— start —

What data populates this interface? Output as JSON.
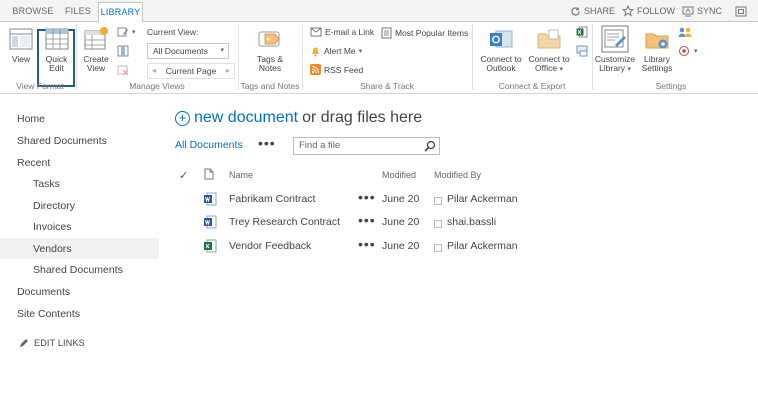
{
  "tabs": [
    "BROWSE",
    "FILES",
    "LIBRARY"
  ],
  "top_actions": [
    {
      "label": "SHARE",
      "icon": "share-icon"
    },
    {
      "label": "FOLLOW",
      "icon": "star-icon"
    },
    {
      "label": "SYNC",
      "icon": "sync-icon"
    },
    {
      "label": "",
      "icon": "focus-icon"
    }
  ],
  "ribbon": {
    "view": "View",
    "quick_edit": [
      "Quick",
      "Edit"
    ],
    "create_view": [
      "Create",
      "View"
    ],
    "current_view_label": "Current View:",
    "current_view_value": "All Documents",
    "current_page": "Current Page",
    "tags_notes": [
      "Tags &",
      "Notes"
    ],
    "email_link": "E-mail a Link",
    "alert_me": "Alert Me",
    "rss_feed": "RSS Feed",
    "most_popular": "Most Popular Items",
    "connect_outlook": [
      "Connect to",
      "Outlook"
    ],
    "connect_office": [
      "Connect to",
      "Office"
    ],
    "customize_library": [
      "Customize",
      "Library"
    ],
    "library_settings": [
      "Library",
      "Settings"
    ],
    "groups": [
      "View Format",
      "Manage Views",
      "Tags and Notes",
      "Share & Track",
      "Connect & Export",
      "Settings"
    ]
  },
  "nav": {
    "home": "Home",
    "shared_documents": "Shared Documents",
    "recent": "Recent",
    "recent_items": [
      "Tasks",
      "Directory",
      "Invoices",
      "Vendors",
      "Shared Documents"
    ],
    "documents": "Documents",
    "site_contents": "Site Contents",
    "edit_links": "EDIT LINKS"
  },
  "main": {
    "new_document": "new document",
    "drag_files": "or drag files here",
    "view_name": "All Documents",
    "find_placeholder": "Find a file",
    "columns": {
      "name": "Name",
      "modified": "Modified",
      "modified_by": "Modified By"
    },
    "rows": [
      {
        "name": "Fabrikam Contract",
        "modified": "June 20",
        "modified_by": "Pilar Ackerman",
        "icon": "word-doc-icon"
      },
      {
        "name": "Trey Research Contract",
        "modified": "June 20",
        "modified_by": "shai.bassli",
        "icon": "word-doc-icon"
      },
      {
        "name": "Vendor Feedback",
        "modified": "June 20",
        "modified_by": "Pilar Ackerman",
        "icon": "excel-doc-icon"
      }
    ]
  },
  "colors": {
    "accent": "#0072c6",
    "word": "#2b579a",
    "excel": "#217346",
    "quick_edit_frame": "#1f5f80"
  }
}
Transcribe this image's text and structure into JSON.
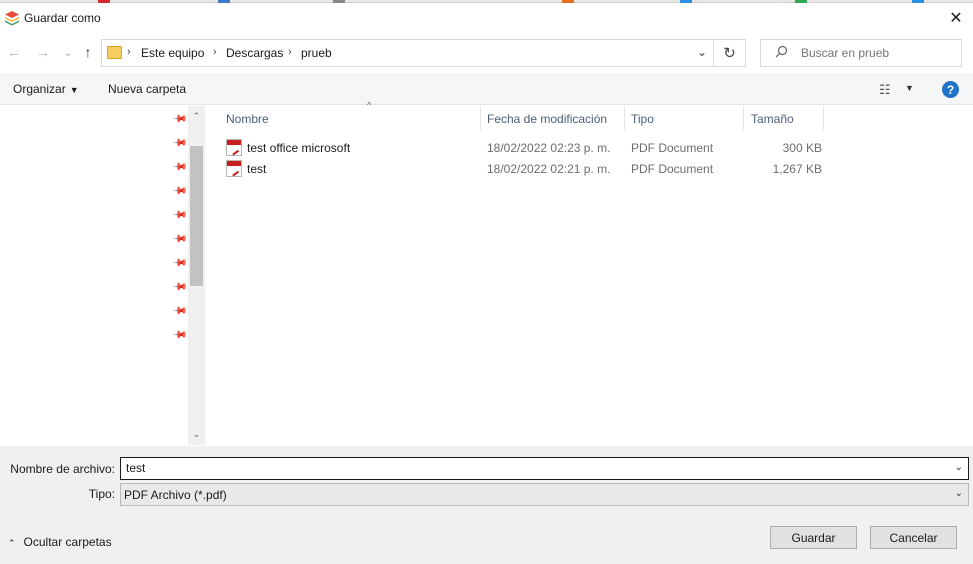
{
  "window": {
    "title": "Guardar como",
    "app_icon": "layers-stack-icon",
    "close_symbol": "✕"
  },
  "nav": {
    "back_symbol": "←",
    "forward_symbol": "→",
    "recent_symbol": "⌄",
    "up_symbol": "↑",
    "breadcrumb": [
      "Este equipo",
      "Descargas",
      "prueb"
    ],
    "refresh_symbol": "↻",
    "search_placeholder": "Buscar en prueb"
  },
  "toolbar": {
    "organize_label": "Organizar",
    "new_folder_label": "Nueva carpeta",
    "help_label": "?"
  },
  "columns": {
    "name": "Nombre",
    "date": "Fecha de modificación",
    "type": "Tipo",
    "size": "Tamaño"
  },
  "files": [
    {
      "name": "test office microsoft",
      "date": "18/02/2022 02:23 p. m.",
      "type": "PDF Document",
      "size": "300 KB"
    },
    {
      "name": "test",
      "date": "18/02/2022 02:21 p. m.",
      "type": "PDF Document",
      "size": "1,267 KB"
    }
  ],
  "save": {
    "filename_label": "Nombre de archivo:",
    "filename_value": "test",
    "type_label": "Tipo:",
    "type_value": "PDF Archivo (*.pdf)",
    "hide_folders_label": "Ocultar carpetas",
    "save_button": "Guardar",
    "cancel_button": "Cancelar"
  },
  "colors": {
    "accent": "#1e73c8",
    "pdf_red": "#c71e1e",
    "folder_yellow": "#f5cf5f"
  }
}
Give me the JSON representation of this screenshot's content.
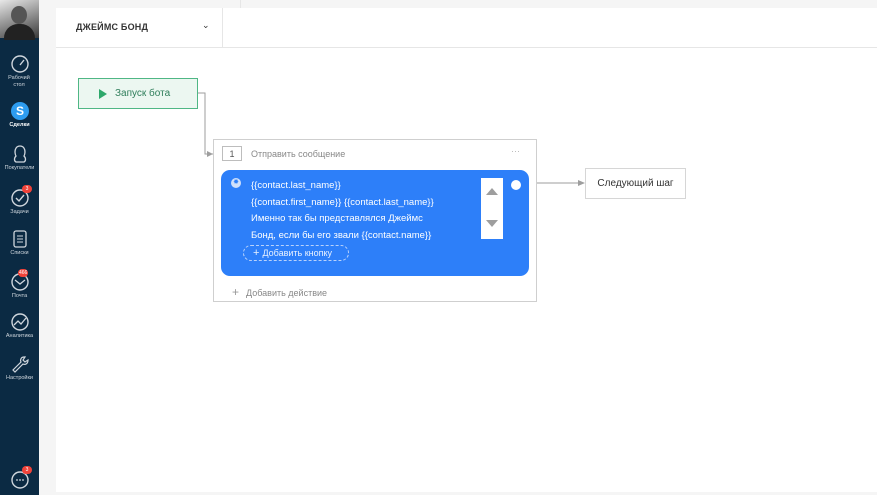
{
  "sidebar": {
    "items": [
      {
        "label": "Рабочий стол",
        "icon": "speedometer-icon"
      },
      {
        "label": "Сделки",
        "icon": "deals-icon",
        "active": true
      },
      {
        "label": "Покупатели",
        "icon": "customers-icon"
      },
      {
        "label": "Задачи",
        "icon": "tasks-icon",
        "badge": "3"
      },
      {
        "label": "Списки",
        "icon": "lists-icon"
      },
      {
        "label": "Почта",
        "icon": "mail-icon",
        "badge": "466"
      },
      {
        "label": "Аналитика",
        "icon": "analytics-icon"
      },
      {
        "label": "Настройки",
        "icon": "settings-icon"
      }
    ],
    "chat_badge": "3"
  },
  "header": {
    "bot_name": "ДЖЕЙМС БОНД"
  },
  "flow": {
    "start_label": "Запуск бота",
    "step": {
      "number": "1",
      "title": "Отправить сообщение",
      "message_lines": [
        "{{contact.last_name}}",
        "{{contact.first_name}} {{contact.last_name}}",
        "Именно так бы представлялся Джеймс",
        "Бонд, если бы его звали {{contact.name}}"
      ],
      "add_button_label": "Добавить кнопку",
      "add_action_label": "Добавить действие"
    },
    "next_step_label": "Следующий шаг"
  },
  "colors": {
    "sidebar_bg": "#0b2a43",
    "message_bg": "#2d7ff9",
    "start_border": "#4fb785",
    "badge": "#f0433a"
  }
}
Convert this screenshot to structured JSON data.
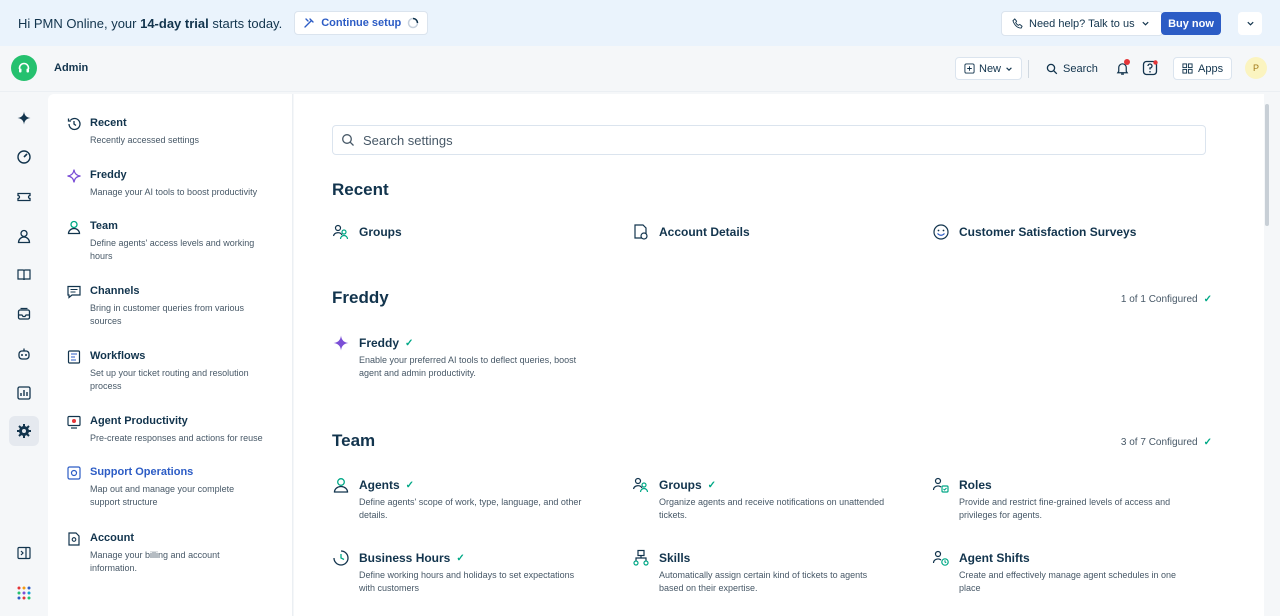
{
  "banner": {
    "greeting": "Hi PMN Online, your ",
    "trial": "14-day trial",
    "suffix": " starts today.",
    "continue_setup": "Continue setup",
    "need_help": "Need help? Talk to us",
    "buy_now": "Buy now"
  },
  "header": {
    "title": "Admin",
    "new_label": "New",
    "search_label": "Search",
    "apps_label": "Apps",
    "avatar_initial": "P"
  },
  "rail": {
    "items": [
      "sparkle-icon",
      "dashboard-icon",
      "ticket-icon",
      "contacts-icon",
      "book-icon",
      "inbox-icon",
      "bot-icon",
      "reports-icon",
      "settings-icon"
    ]
  },
  "categories": [
    {
      "title": "Recent",
      "desc": "Recently accessed settings",
      "icon": "history-icon"
    },
    {
      "title": "Freddy",
      "desc": "Manage your AI tools to boost productivity",
      "icon": "sparkle-icon"
    },
    {
      "title": "Team",
      "desc": "Define agents' access levels and working hours",
      "icon": "person-icon"
    },
    {
      "title": "Channels",
      "desc": "Bring in customer queries from various sources",
      "icon": "message-icon"
    },
    {
      "title": "Workflows",
      "desc": "Set up your ticket routing and resolution process",
      "icon": "workflow-icon"
    },
    {
      "title": "Agent Productivity",
      "desc": "Pre-create responses and actions for reuse",
      "icon": "canned-response-icon"
    },
    {
      "title": "Support Operations",
      "desc": "Map out and manage your complete support structure",
      "icon": "operations-icon"
    },
    {
      "title": "Account",
      "desc": "Manage your billing and account information.",
      "icon": "account-icon"
    }
  ],
  "search": {
    "placeholder": "Search settings"
  },
  "recent": {
    "title": "Recent",
    "items": [
      "Groups",
      "Account Details",
      "Customer Satisfaction Surveys"
    ]
  },
  "freddy": {
    "title": "Freddy",
    "count": "1 of 1 Configured",
    "item_title": "Freddy",
    "item_desc": "Enable your preferred AI tools to deflect queries, boost agent and admin productivity."
  },
  "team": {
    "title": "Team",
    "count": "3 of 7 Configured",
    "items": [
      {
        "title": "Agents",
        "desc": "Define agents' scope of work, type, language, and other details.",
        "configured": true
      },
      {
        "title": "Groups",
        "desc": "Organize agents and receive notifications on unattended tickets.",
        "configured": true
      },
      {
        "title": "Roles",
        "desc": "Provide and restrict fine-grained levels of access and privileges for agents.",
        "configured": false
      },
      {
        "title": "Business Hours",
        "desc": "Define working hours and holidays to set expectations with customers",
        "configured": true
      },
      {
        "title": "Skills",
        "desc": "Automatically assign certain kind of tickets to agents based on their expertise.",
        "configured": false
      },
      {
        "title": "Agent Shifts",
        "desc": "Create and effectively manage agent schedules in one place",
        "configured": false
      }
    ]
  },
  "colors": {
    "accent": "#2c5cc5",
    "brand_green": "#25c16f",
    "check_green": "#00a886",
    "freddy_purple": "#7b4fd6"
  }
}
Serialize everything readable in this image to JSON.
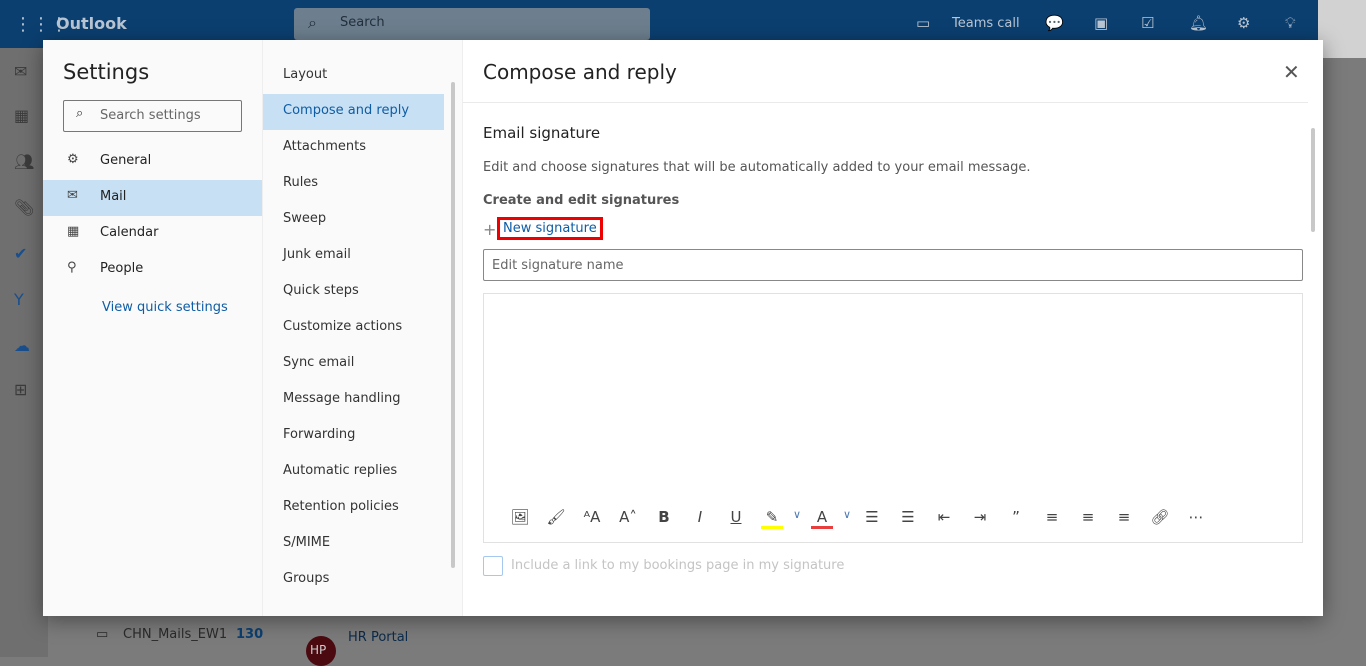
{
  "topbar": {
    "app": "Outlook",
    "search_placeholder": "Search",
    "teams_call": "Teams call"
  },
  "background": {
    "folder": "CHN_Mails_EW1",
    "folder_count": "130",
    "sender": "HR Portal",
    "avatar": "HP"
  },
  "settings": {
    "title": "Settings",
    "search_placeholder": "Search settings",
    "categories": [
      {
        "label": "General",
        "icon": "gear-icon"
      },
      {
        "label": "Mail",
        "icon": "mail-icon"
      },
      {
        "label": "Calendar",
        "icon": "calendar-icon"
      },
      {
        "label": "People",
        "icon": "people-icon"
      }
    ],
    "selected_category": "Mail",
    "quick_settings": "View quick settings",
    "mail_items": [
      "Layout",
      "Compose and reply",
      "Attachments",
      "Rules",
      "Sweep",
      "Junk email",
      "Quick steps",
      "Customize actions",
      "Sync email",
      "Message handling",
      "Forwarding",
      "Automatic replies",
      "Retention policies",
      "S/MIME",
      "Groups"
    ],
    "selected_item": "Compose and reply"
  },
  "pane": {
    "title": "Compose and reply",
    "section": "Email signature",
    "description": "Edit and choose signatures that will be automatically added to your email message.",
    "subheading": "Create and edit signatures",
    "new_signature": "New signature",
    "name_placeholder": "Edit signature name",
    "bookings_label": "Include a link to my bookings page in my signature",
    "highlight_color": "#ffff00",
    "font_color": "#e83e3e"
  }
}
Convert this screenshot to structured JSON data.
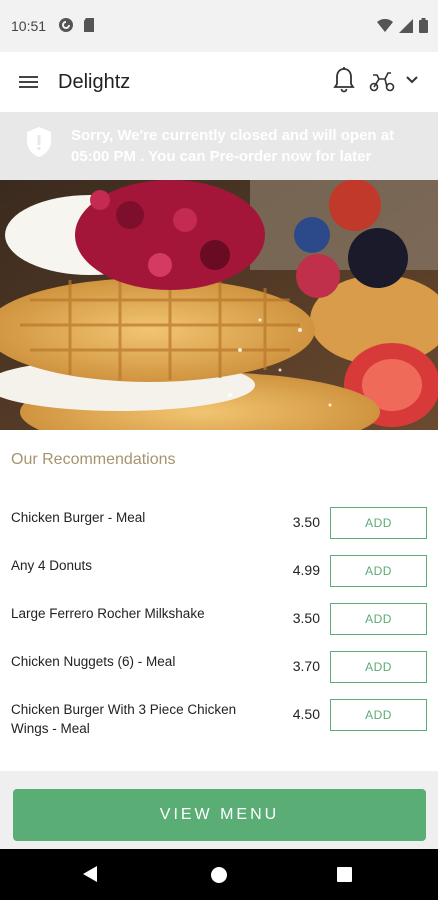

— end —

Written instruction
From the listing above, collect every line that mentions the word "queries".

Exercise response
      "desc": "Bring in customer queries from various sources",
    "item_desc": "Enable your preferred AI tools to deflect queries, boost agent and admin productivity."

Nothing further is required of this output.